Please retype the records below exactly, leaving out any pictures.
>> Start Data lines
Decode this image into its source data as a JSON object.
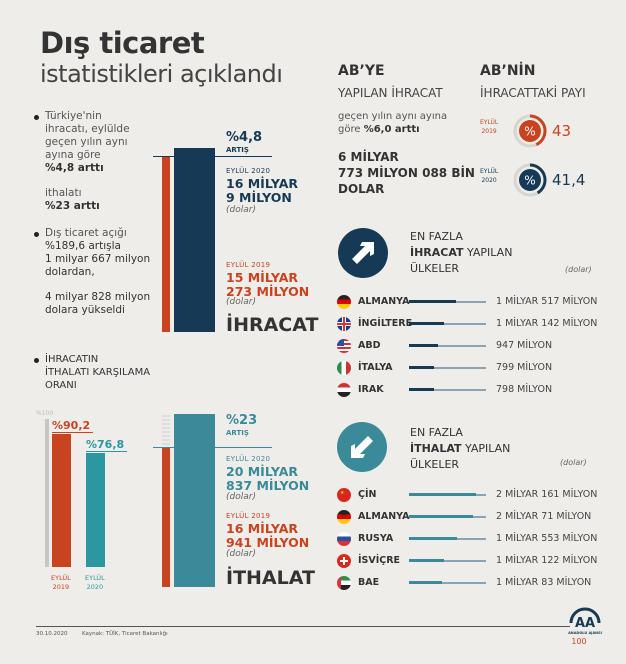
{
  "title": "Dış ticaret",
  "subtitle": "istatistikleri açıklandı",
  "bullets": {
    "b1": [
      "Türkiye'nin",
      "ihracatı, eylülde",
      "geçen yılın aynı",
      "ayına göre",
      "%4,8 arttı"
    ],
    "b1b": [
      "ithalatı",
      "%23 arttı"
    ],
    "b2": [
      "Dış ticaret açığı",
      "%189,6 artışla",
      "1 milyar 667 milyon",
      "dolardan,"
    ],
    "b2b": [
      "4 milyar 828 milyon",
      "dolara yükseldi"
    ],
    "b3": [
      "İHRACATIN",
      "İTHALATI KARŞILAMA",
      "ORANI"
    ]
  },
  "colors": {
    "navy": "#163a56",
    "orange": "#c8431f",
    "teal": "#3a8a9a",
    "ratio_teal": "#2b97a0",
    "background": "#efedea"
  },
  "chart_data": [
    {
      "type": "bar",
      "title": "İHRACAT",
      "categories": [
        "EYLÜL 2019",
        "EYLÜL 2020"
      ],
      "values": [
        15.273,
        16.009
      ],
      "unit": "milyar dolar",
      "change": "%4,8",
      "change_label": "ARTIŞ",
      "labels": {
        "y2020": "EYLÜL 2020",
        "v2020a": "16 MİLYAR",
        "v2020b": "9 MİLYON",
        "y2019": "EYLÜL 2019",
        "v2019a": "15 MİLYAR",
        "v2019b": "273 MİLYON",
        "unit": "(dolar)"
      }
    },
    {
      "type": "bar",
      "title": "İTHALAT",
      "categories": [
        "EYLÜL 2019",
        "EYLÜL 2020"
      ],
      "values": [
        16.941,
        20.837
      ],
      "unit": "milyar dolar",
      "change": "%23",
      "change_label": "ARTIŞ",
      "labels": {
        "y2020": "EYLÜL 2020",
        "v2020a": "20 MİLYAR",
        "v2020b": "837 MİLYON",
        "y2019": "EYLÜL 2019",
        "v2019a": "16 MİLYAR",
        "v2019b": "941 MİLYON",
        "unit": "(dolar)"
      }
    },
    {
      "type": "bar",
      "title": "İHRACATIN İTHALATI KARŞILAMA ORANI",
      "categories": [
        "EYLÜL 2019",
        "EYLÜL 2020"
      ],
      "values": [
        90.2,
        76.8
      ],
      "value_labels": [
        "%90,2",
        "%76,8"
      ],
      "ylim": [
        0,
        100
      ],
      "max_label": "%100",
      "cat_lines": [
        [
          "EYLÜL",
          "2019"
        ],
        [
          "EYLÜL",
          "2020"
        ]
      ]
    },
    {
      "type": "pie",
      "title": "AB'NİN İHRACATTAKİ PAYI",
      "categories": [
        "EYLÜL 2019",
        "EYLÜL 2020"
      ],
      "values": [
        43,
        41.4
      ],
      "value_labels": [
        "43",
        "41,4"
      ],
      "cat_lines": [
        [
          "EYLÜL",
          "2019"
        ],
        [
          "EYLÜL",
          "2020"
        ]
      ],
      "icon": "%"
    }
  ],
  "ab": {
    "h1": "AB’YE",
    "h2": "YAPILAN İHRACAT",
    "desc1": "geçen yılın aynı ayına",
    "desc2a": "göre ",
    "desc2b": "%6,0 arttı",
    "v1": "6 MİLYAR",
    "v2": "773 MİLYON 088 BİN",
    "v3": "DOLAR",
    "share_h1": "AB’NİN",
    "share_h2": "İHRACATTAKİ PAYI"
  },
  "exports": {
    "h1": "EN FAZLA",
    "h2a": "İHRACAT",
    "h2b": " YAPILAN",
    "h3": "ÜLKELER",
    "unit": "(dolar)",
    "icon": "arrow-up-right-icon",
    "rows": [
      {
        "country": "ALMANYA",
        "value": "1 MİLYAR 517 MİLYON",
        "millions": 1517,
        "flag": "de"
      },
      {
        "country": "İNGİLTERE",
        "value": "1 MİLYAR 142 MİLYON",
        "millions": 1142,
        "flag": "gb"
      },
      {
        "country": "ABD",
        "value": "947 MİLYON",
        "millions": 947,
        "flag": "us"
      },
      {
        "country": "İTALYA",
        "value": "799 MİLYON",
        "millions": 799,
        "flag": "it"
      },
      {
        "country": "IRAK",
        "value": "798 MİLYON",
        "millions": 798,
        "flag": "iq"
      }
    ]
  },
  "imports": {
    "h1": "EN FAZLA",
    "h2a": "İTHALAT",
    "h2b": " YAPILAN",
    "h3": "ÜLKELER",
    "unit": "(dolar)",
    "icon": "arrow-down-left-icon",
    "rows": [
      {
        "country": "ÇİN",
        "value": "2 MİLYAR 161 MİLYON",
        "millions": 2161,
        "flag": "cn"
      },
      {
        "country": "ALMANYA",
        "value": "2 MİLYAR 71 MİLYON",
        "millions": 2071,
        "flag": "de"
      },
      {
        "country": "RUSYA",
        "value": "1 MİLYAR 553 MİLYON",
        "millions": 1553,
        "flag": "ru"
      },
      {
        "country": "İSVİÇRE",
        "value": "1 MİLYAR 122 MİLYON",
        "millions": 1122,
        "flag": "ch"
      },
      {
        "country": "BAE",
        "value": "1 MİLYAR 83 MİLYON",
        "millions": 1083,
        "flag": "ae"
      }
    ]
  },
  "footer": {
    "date": "30.10.2020",
    "source": "Kaynak: TÜİK, Ticaret Bakanlığı",
    "logo": "ANADOLU AJANSI 100"
  }
}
>> End Data lines
● Result
Decode this image into its source data as a JSON object.
{
  "title": "Dış ticaret",
  "subtitle": "istatistikleri açıklandı",
  "bullets": {
    "b1": [
      "Türkiye'nin",
      "ihracatı, eylülde",
      "geçen yılın aynı",
      "ayına göre",
      "%4,8 arttı"
    ],
    "b1b": [
      "ithalatı",
      "%23 arttı"
    ],
    "b2": [
      "Dış ticaret açığı",
      "%189,6 artışla",
      "1 milyar 667 milyon",
      "dolardan,"
    ],
    "b2b": [
      "4 milyar 828 milyon",
      "dolara yükseldi"
    ],
    "b3": [
      "İHRACATIN",
      "İTHALATI KARŞILAMA",
      "ORANI"
    ]
  },
  "colors": {
    "navy": "#163a56",
    "orange": "#c8431f",
    "teal": "#3a8a9a",
    "ratio_teal": "#2b97a0",
    "background": "#efedea"
  },
  "chart_data": [
    {
      "type": "bar",
      "title": "İHRACAT",
      "categories": [
        "EYLÜL 2019",
        "EYLÜL 2020"
      ],
      "values": [
        15.273,
        16.009
      ],
      "unit": "milyar dolar",
      "change": "%4,8",
      "change_label": "ARTIŞ",
      "labels": {
        "y2020": "EYLÜL 2020",
        "v2020a": "16 MİLYAR",
        "v2020b": "9 MİLYON",
        "y2019": "EYLÜL 2019",
        "v2019a": "15 MİLYAR",
        "v2019b": "273 MİLYON",
        "unit": "(dolar)"
      }
    },
    {
      "type": "bar",
      "title": "İTHALAT",
      "categories": [
        "EYLÜL 2019",
        "EYLÜL 2020"
      ],
      "values": [
        16.941,
        20.837
      ],
      "unit": "milyar dolar",
      "change": "%23",
      "change_label": "ARTIŞ",
      "labels": {
        "y2020": "EYLÜL 2020",
        "v2020a": "20 MİLYAR",
        "v2020b": "837 MİLYON",
        "y2019": "EYLÜL 2019",
        "v2019a": "16 MİLYAR",
        "v2019b": "941 MİLYON",
        "unit": "(dolar)"
      }
    },
    {
      "type": "bar",
      "title": "İHRACATIN İTHALATI KARŞILAMA ORANI",
      "categories": [
        "EYLÜL 2019",
        "EYLÜL 2020"
      ],
      "values": [
        90.2,
        76.8
      ],
      "value_labels": [
        "%90,2",
        "%76,8"
      ],
      "ylim": [
        0,
        100
      ],
      "max_label": "%100",
      "cat_lines": [
        [
          "EYLÜL",
          "2019"
        ],
        [
          "EYLÜL",
          "2020"
        ]
      ]
    },
    {
      "type": "pie",
      "title": "AB'NİN İHRACATTAKİ PAYI",
      "categories": [
        "EYLÜL 2019",
        "EYLÜL 2020"
      ],
      "values": [
        43,
        41.4
      ],
      "value_labels": [
        "43",
        "41,4"
      ],
      "cat_lines": [
        [
          "EYLÜL",
          "2019"
        ],
        [
          "EYLÜL",
          "2020"
        ]
      ],
      "icon": "%"
    }
  ],
  "ab": {
    "h1": "AB’YE",
    "h2": "YAPILAN İHRACAT",
    "desc1": "geçen yılın aynı ayına",
    "desc2a": "göre ",
    "desc2b": "%6,0 arttı",
    "v1": "6 MİLYAR",
    "v2": "773 MİLYON 088 BİN",
    "v3": "DOLAR",
    "share_h1": "AB’NİN",
    "share_h2": "İHRACATTAKİ PAYI"
  },
  "exports": {
    "h1": "EN FAZLA",
    "h2a": "İHRACAT",
    "h2b": " YAPILAN",
    "h3": "ÜLKELER",
    "unit": "(dolar)",
    "icon": "arrow-up-right-icon",
    "rows": [
      {
        "country": "ALMANYA",
        "value": "1 MİLYAR 517 MİLYON",
        "millions": 1517,
        "flag": "de"
      },
      {
        "country": "İNGİLTERE",
        "value": "1 MİLYAR 142 MİLYON",
        "millions": 1142,
        "flag": "gb"
      },
      {
        "country": "ABD",
        "value": "947 MİLYON",
        "millions": 947,
        "flag": "us"
      },
      {
        "country": "İTALYA",
        "value": "799 MİLYON",
        "millions": 799,
        "flag": "it"
      },
      {
        "country": "IRAK",
        "value": "798 MİLYON",
        "millions": 798,
        "flag": "iq"
      }
    ]
  },
  "imports": {
    "h1": "EN FAZLA",
    "h2a": "İTHALAT",
    "h2b": " YAPILAN",
    "h3": "ÜLKELER",
    "unit": "(dolar)",
    "icon": "arrow-down-left-icon",
    "rows": [
      {
        "country": "ÇİN",
        "value": "2 MİLYAR 161 MİLYON",
        "millions": 2161,
        "flag": "cn"
      },
      {
        "country": "ALMANYA",
        "value": "2 MİLYAR 71 MİLYON",
        "millions": 2071,
        "flag": "de"
      },
      {
        "country": "RUSYA",
        "value": "1 MİLYAR 553 MİLYON",
        "millions": 1553,
        "flag": "ru"
      },
      {
        "country": "İSVİÇRE",
        "value": "1 MİLYAR 122 MİLYON",
        "millions": 1122,
        "flag": "ch"
      },
      {
        "country": "BAE",
        "value": "1 MİLYAR 83 MİLYON",
        "millions": 1083,
        "flag": "ae"
      }
    ]
  },
  "footer": {
    "date": "30.10.2020",
    "source": "Kaynak: TÜİK, Ticaret Bakanlığı",
    "logo": "ANADOLU AJANSI 100"
  }
}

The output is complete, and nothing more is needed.